Exercise task
Scan the records for the word "sogenannten". Copy each line that includes it.

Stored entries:
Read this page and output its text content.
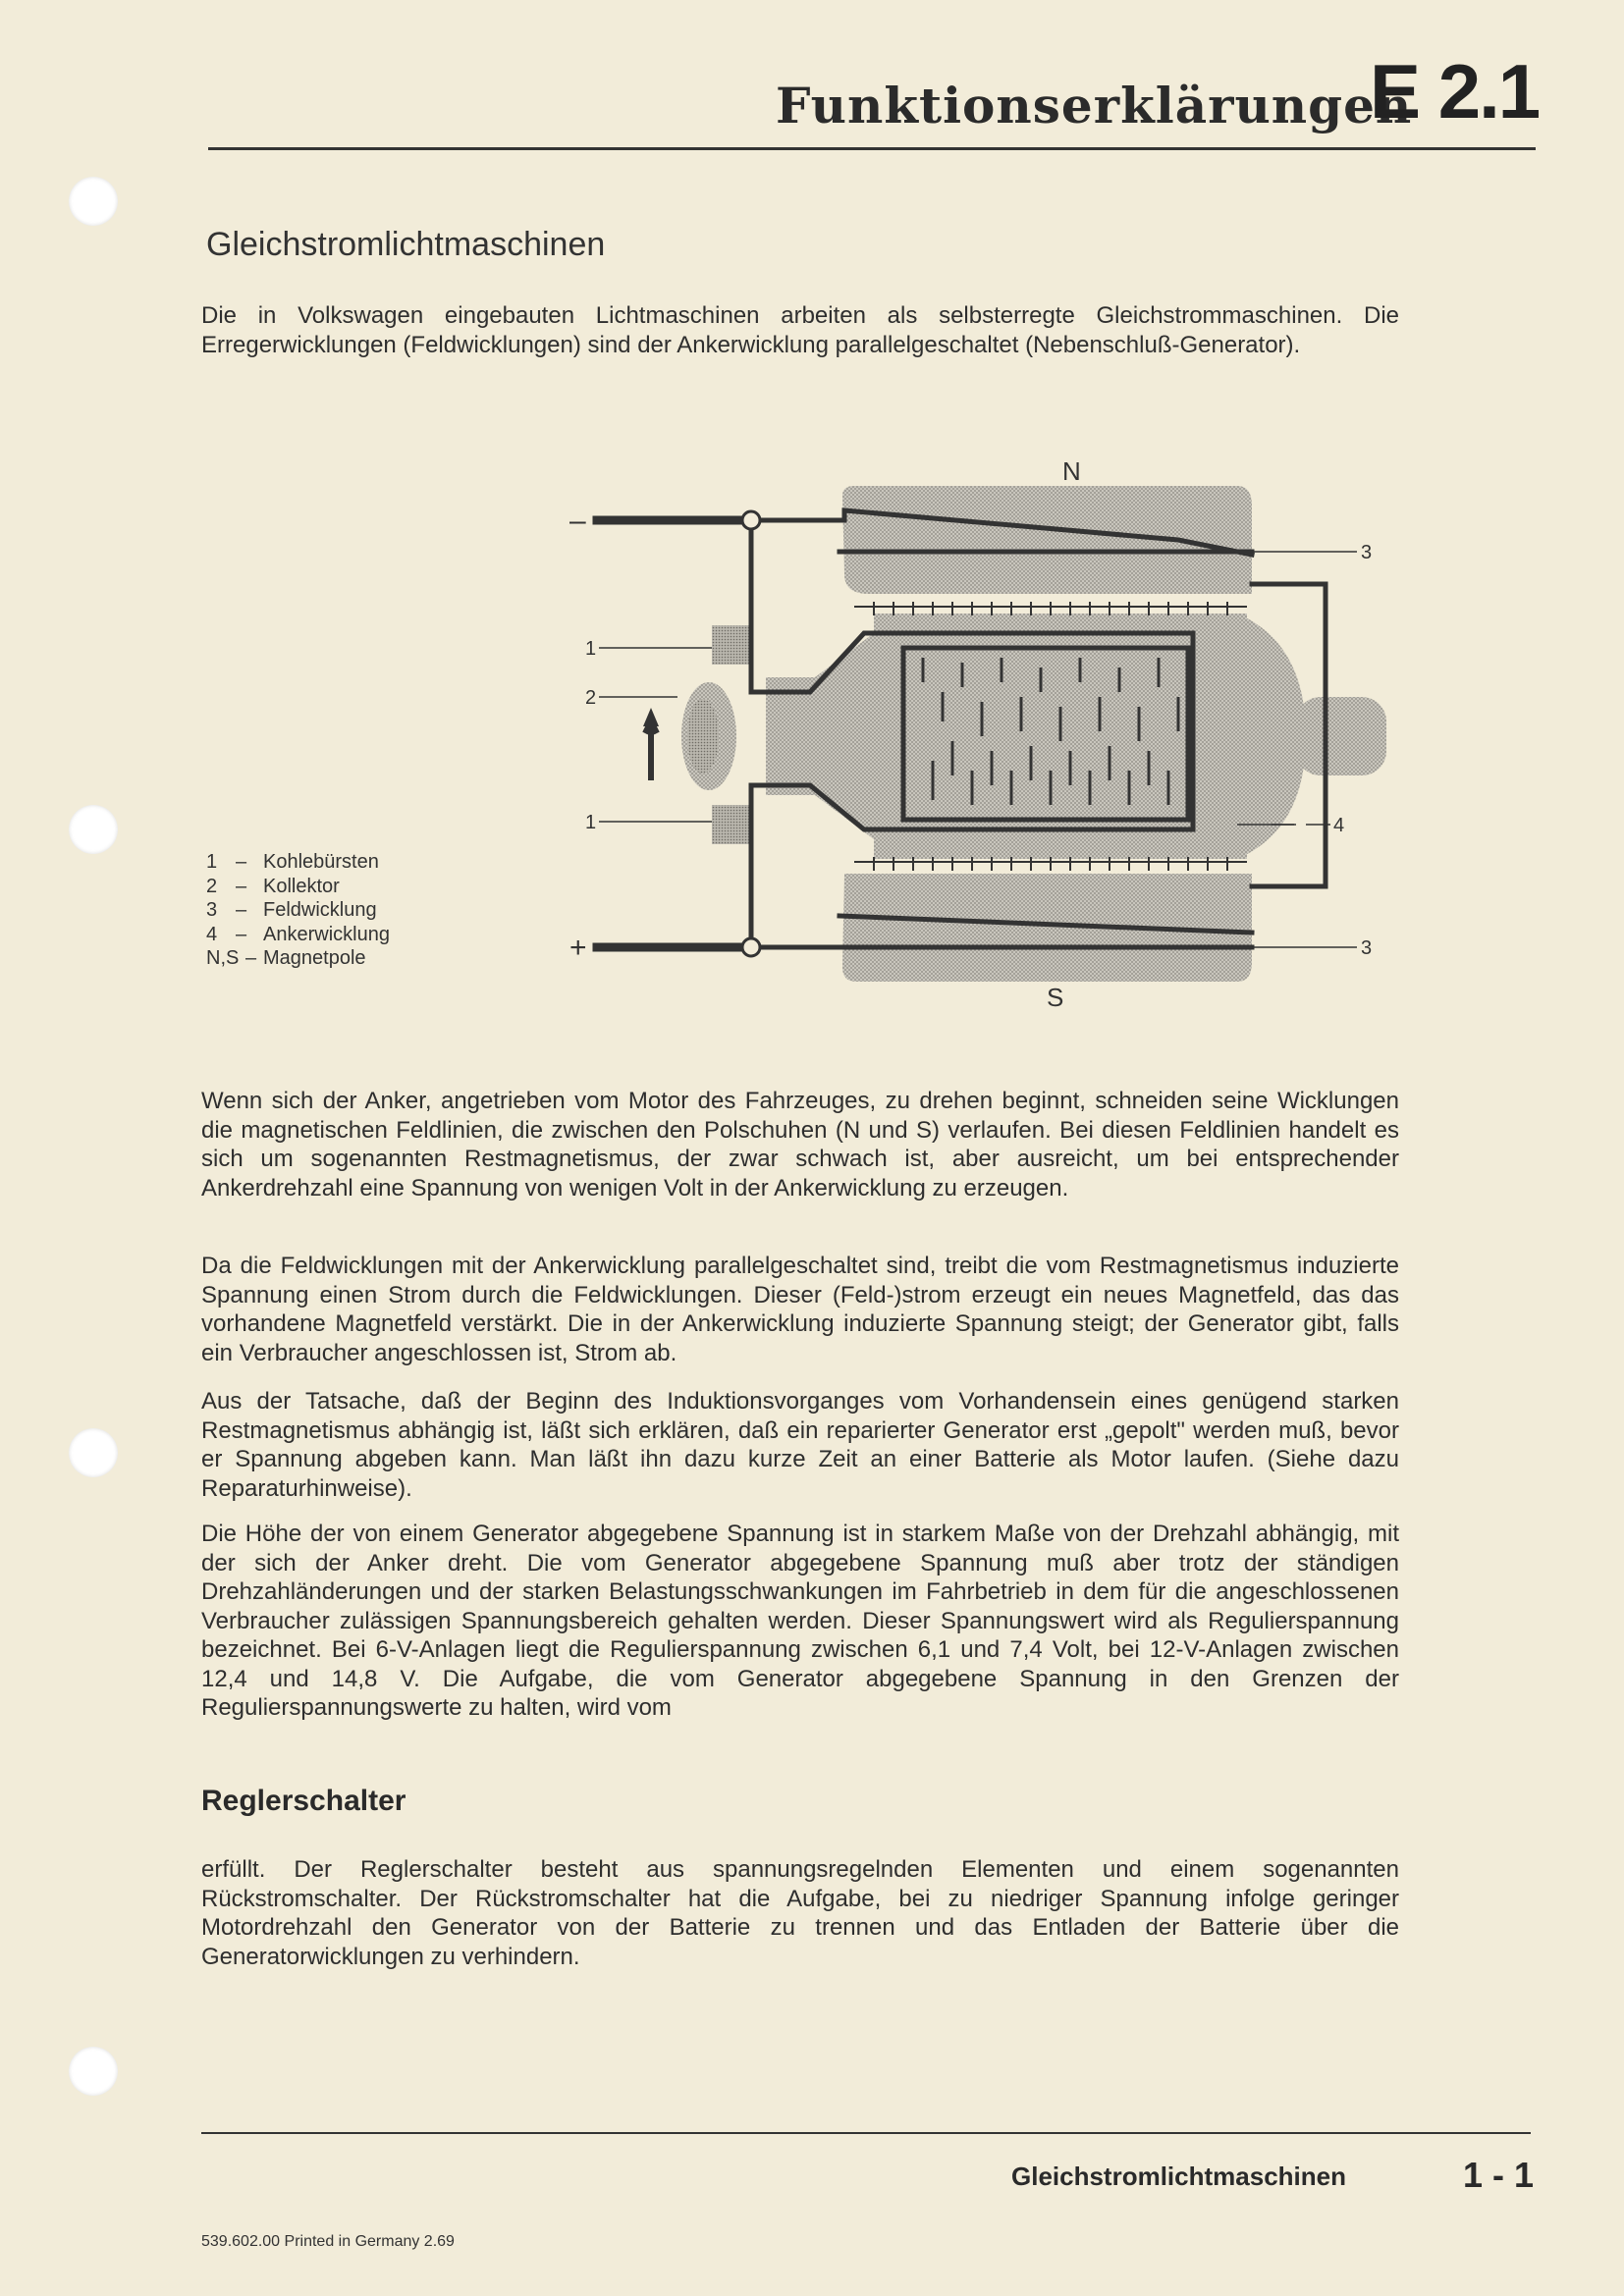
Funktionserklärungen
E 2.1
Gleichstromlichtmaschinen
Die in Volkswagen eingebauten Lichtmaschinen arbeiten als selbsterregte Gleichstrommaschinen. Die Erregerwicklungen (Feldwicklungen) sind der Ankerwicklung parallelgeschaltet (Nebenschluß-Generator).
N
S
–
+
1
2
1
3
4
3
1 – Kohlebürsten
2 – Kollektor
3 – Feldwicklung
4 – Ankerwicklung
N,S – Magnetpole
Wenn sich der Anker, angetrieben vom Motor des Fahrzeuges, zu drehen beginnt, schneiden seine Wicklungen die magnetischen Feldlinien, die zwischen den Polschuhen (N und S) verlaufen. Bei diesen Feldlinien handelt es sich um sogenannten Restmagnetismus, der zwar schwach ist, aber ausreicht, um bei entsprechender Ankerdrehzahl eine Spannung von wenigen Volt in der Ankerwicklung zu erzeugen.
Da die Feldwicklungen mit der Ankerwicklung parallelgeschaltet sind, treibt die vom Restmagnetismus induzierte Spannung einen Strom durch die Feldwicklungen. Dieser (Feld-)strom erzeugt ein neues Magnetfeld, das das vorhandene Magnetfeld verstärkt. Die in der Ankerwicklung induzierte Spannung steigt; der Generator gibt, falls ein Verbraucher angeschlossen ist, Strom ab.
Aus der Tatsache, daß der Beginn des Induktionsvorganges vom Vorhandensein eines genügend starken Restmagnetismus abhängig ist, läßt sich erklären, daß ein reparierter Generator erst „gepolt" werden muß, bevor er Spannung abgeben kann. Man läßt ihn dazu kurze Zeit an einer Batterie als Motor laufen. (Siehe dazu Reparaturhinweise).
Die Höhe der von einem Generator abgegebene Spannung ist in starkem Maße von der Drehzahl abhängig, mit der sich der Anker dreht. Die vom Generator abgegebene Spannung muß aber trotz der ständigen Drehzahländerungen und der starken Belastungsschwankungen im Fahrbetrieb in dem für die angeschlossenen Verbraucher zulässigen Spannungsbereich gehalten werden. Dieser Spannungswert wird als Regulierspannung bezeichnet. Bei 6-V-Anlagen liegt die Regulierspannung zwischen 6,1 und 7,4 Volt, bei 12-V-Anlagen zwischen 12,4 und 14,8 V. Die Aufgabe, die vom Generator abgegebene Spannung in den Grenzen der Regulierspannungswerte zu halten, wird vom
Reglerschalter
erfüllt. Der Reglerschalter besteht aus spannungsregelnden Elementen und einem sogenannten Rückstromschalter. Der Rückstromschalter hat die Aufgabe, bei zu niedriger Spannung infolge geringer Motordrehzahl den Generator von der Batterie zu trennen und das Entladen der Batterie über die Generatorwicklungen zu verhindern.
Gleichstromlichtmaschinen	1 - 1
539.602.00 Printed in Germany 2.69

Result of the task
Wenn sich der Anker, angetrieben vom Motor des Fahrzeuges, zu drehen beginnt, schneiden seine Wicklungen die magnetischen Feldlinien, die zwischen den Polschuhen (N und S) verlaufen. Bei diesen Feldlinien handelt es sich um sogenannten Restmagnetismus, der zwar schwach ist, aber ausreicht, um bei entsprechender Ankerdrehzahl eine Spannung von wenigen Volt in der Ankerwicklung zu erzeugen.
erfüllt. Der Reglerschalter besteht aus spannungsregelnden Elementen und einem sogenannten Rückstromschalter. Der Rückstromschalter hat die Aufgabe, bei zu niedriger Spannung infolge geringer Motordrehzahl den Generator von der Batterie zu trennen und das Entladen der Batterie über die Generatorwicklungen zu verhindern.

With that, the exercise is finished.